'''

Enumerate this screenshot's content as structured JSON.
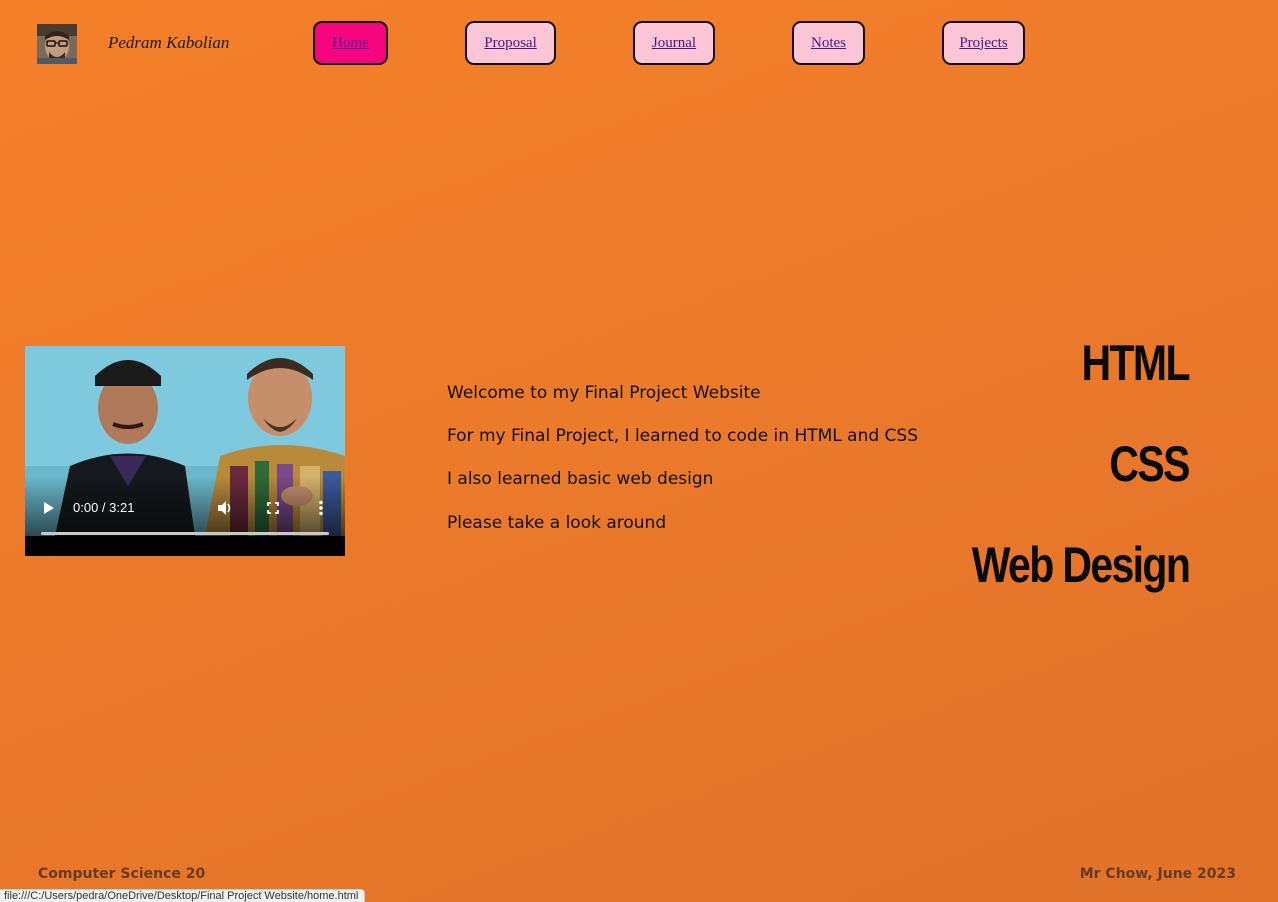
{
  "header": {
    "site_name": "Pedram Kabolian",
    "avatar_icon": "profile-photo"
  },
  "nav": {
    "items": [
      {
        "label": "Home ",
        "active": true
      },
      {
        "label": "Proposal ",
        "active": false
      },
      {
        "label": "Journal ",
        "active": false
      },
      {
        "label": "Notes ",
        "active": false
      },
      {
        "label": "Projects",
        "active": false
      }
    ],
    "active_color": "#f7057f",
    "inactive_color": "#fcc6d6"
  },
  "video": {
    "time_display": "0:00 / 3:21",
    "progress": 0,
    "controls": [
      "play-icon",
      "volume-icon",
      "fullscreen-icon",
      "more-options-icon"
    ]
  },
  "main": {
    "lines": [
      "Welcome to my Final Project Website",
      "For my Final Project, I learned to code in HTML and CSS",
      "I also learned basic web design",
      "Please take a look around"
    ]
  },
  "skills": [
    "HTML",
    "CSS",
    "Web Design"
  ],
  "footer": {
    "left": "Computer Science 20",
    "right": "Mr Chow, June 2023"
  },
  "status_bar": {
    "url": "file:///C:/Users/pedra/OneDrive/Desktop/Final Project Website/home.html"
  },
  "colors": {
    "background": "#f07c2a",
    "footer_text": "#6b3a1d"
  }
}
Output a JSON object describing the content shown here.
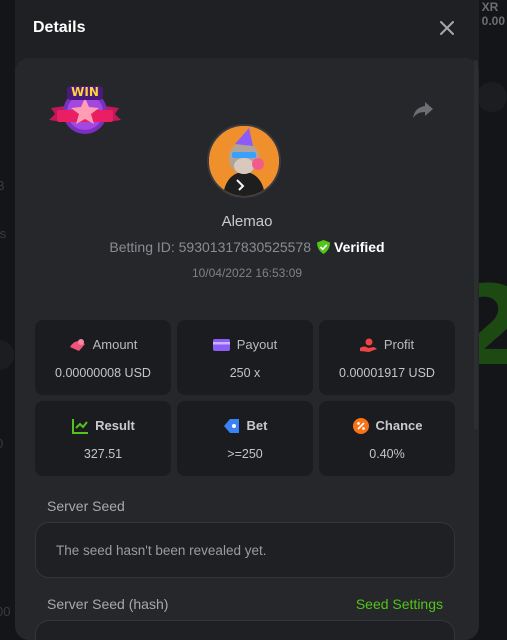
{
  "background": {
    "left_fragments": [
      "B",
      "ts",
      "0",
      "00"
    ],
    "top_right_text": "XR",
    "top_right_sub": "0.00",
    "big_number": "2"
  },
  "modal": {
    "title": "Details",
    "close_icon": "close-icon",
    "share_icon": "share-icon",
    "badge_text": "WIN",
    "player": {
      "username": "Alemao",
      "betting_id": "Betting ID: 59301317830525578",
      "verified_label": "Verified",
      "timestamp": "10/04/2022 16:53:09"
    },
    "stats": [
      {
        "key": "amount",
        "label": "Amount",
        "value": "0.00000008 USD",
        "icon": "coins-icon",
        "color": "#f0537a"
      },
      {
        "key": "payout",
        "label": "Payout",
        "value": "250 x",
        "icon": "wallet-icon",
        "color": "#8b5cf6"
      },
      {
        "key": "profit",
        "label": "Profit",
        "value": "0.00001917 USD",
        "icon": "hand-coin-icon",
        "color": "#ef4444"
      },
      {
        "key": "result",
        "label": "Result",
        "value": "327.51",
        "icon": "chart-check-icon",
        "color": "#52c41a"
      },
      {
        "key": "bet",
        "label": "Bet",
        "value": ">=250",
        "icon": "tag-icon",
        "color": "#3b82f6"
      },
      {
        "key": "chance",
        "label": "Chance",
        "value": "0.40%",
        "icon": "percent-icon",
        "color": "#f97316"
      }
    ],
    "server_seed": {
      "label": "Server Seed",
      "value": "The seed hasn't been revealed yet."
    },
    "server_seed_hash": {
      "label": "Server Seed (hash)",
      "settings_link": "Seed Settings"
    },
    "colors": {
      "accent_green": "#52c41a",
      "modal_bg": "#1f2023",
      "card_bg": "#26272b"
    }
  }
}
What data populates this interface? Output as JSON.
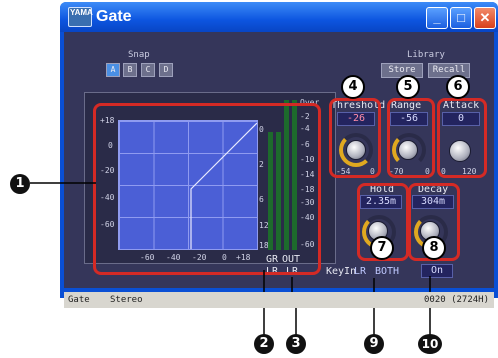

'''

Exercise: Return every line of the records exactly as given, pictures excluded.

Answer below:
Enumerate this screenshot's content as structured JSON.
{
  "header": {
    "site_name": "Pedram Kabolian",
    "avatar_icon": "profile-photo"
  },
  "nav": {
    "items": [
      {
        "label": "Home ",
        "active": true
      },
      {
        "label": "Proposal ",
        "active": false
      },
      {
        "label": "Journal ",
        "active": false
      },
      {
        "label": "Notes ",
        "active": false
      },
      {
        "label": "Projects",
        "active": false
      }
    ],
    "active_color": "#f7057f",
    "inactive_color": "#fcc6d6"
  },
  "video": {
    "time_display": "0:00 / 3:21",
    "progress": 0,
    "controls": [
      "play-icon",
      "volume-icon",
      "fullscreen-icon",
      "more-options-icon"
    ]
  },
  "main": {
    "lines": [
      "Welcome to my Final Project Website",
      "For my Final Project, I learned to code in HTML and CSS",
      "I also learned basic web design",
      "Please take a look around"
    ]
  },
  "skills": [
    "HTML",
    "CSS",
    "Web Design"
  ],
  "footer": {
    "left": "Computer Science 20",
    "right": "Mr Chow, June 2023"
  },
  "status_bar": {
    "url": "file:///C:/Users/pedra/OneDrive/Desktop/Final Project Website/home.html"
  },
  "colors": {
    "background": "#f07c2a",
    "footer_text": "#6b3a1d"
  }
}
Output a JSON object describing the content shown here.
{
  "background": {
    "left_fragments": [
      "B",
      "ts",
      "0",
      "00"
    ],
    "top_right_text": "XR",
    "top_right_sub": "0.00",
    "big_number": "2"
  },
  "modal": {
    "title": "Details",
    "close_icon": "close-icon",
    "share_icon": "share-icon",
    "badge_text": "WIN",
    "player": {
      "username": "Alemao",
      "betting_id": "Betting ID: 59301317830525578",
      "verified_label": "Verified",
      "timestamp": "10/04/2022 16:53:09"
    },
    "stats": [
      {
        "key": "amount",
        "label": "Amount",
        "value": "0.00000008 USD",
        "icon": "coins-icon",
        "color": "#f0537a"
      },
      {
        "key": "payout",
        "label": "Payout",
        "value": "250 x",
        "icon": "wallet-icon",
        "color": "#8b5cf6"
      },
      {
        "key": "profit",
        "label": "Profit",
        "value": "0.00001917 USD",
        "icon": "hand-coin-icon",
        "color": "#ef4444"
      },
      {
        "key": "result",
        "label": "Result",
        "value": "327.51",
        "icon": "chart-check-icon",
        "color": "#52c41a"
      },
      {
        "key": "bet",
        "label": "Bet",
        "value": ">=250",
        "icon": "tag-icon",
        "color": "#3b82f6"
      },
      {
        "key": "chance",
        "label": "Chance",
        "value": "0.40%",
        "icon": "percent-icon",
        "color": "#f97316"
      }
    ],
    "server_seed": {
      "label": "Server Seed",
      "value": "The seed hasn't been revealed yet."
    },
    "server_seed_hash": {
      "label": "Server Seed (hash)",
      "settings_link": "Seed Settings"
    },
    "colors": {
      "accent_green": "#52c41a",
      "modal_bg": "#1f2023",
      "card_bg": "#26272b"
    }
  }
}
What data populates this interface? Output as JSON.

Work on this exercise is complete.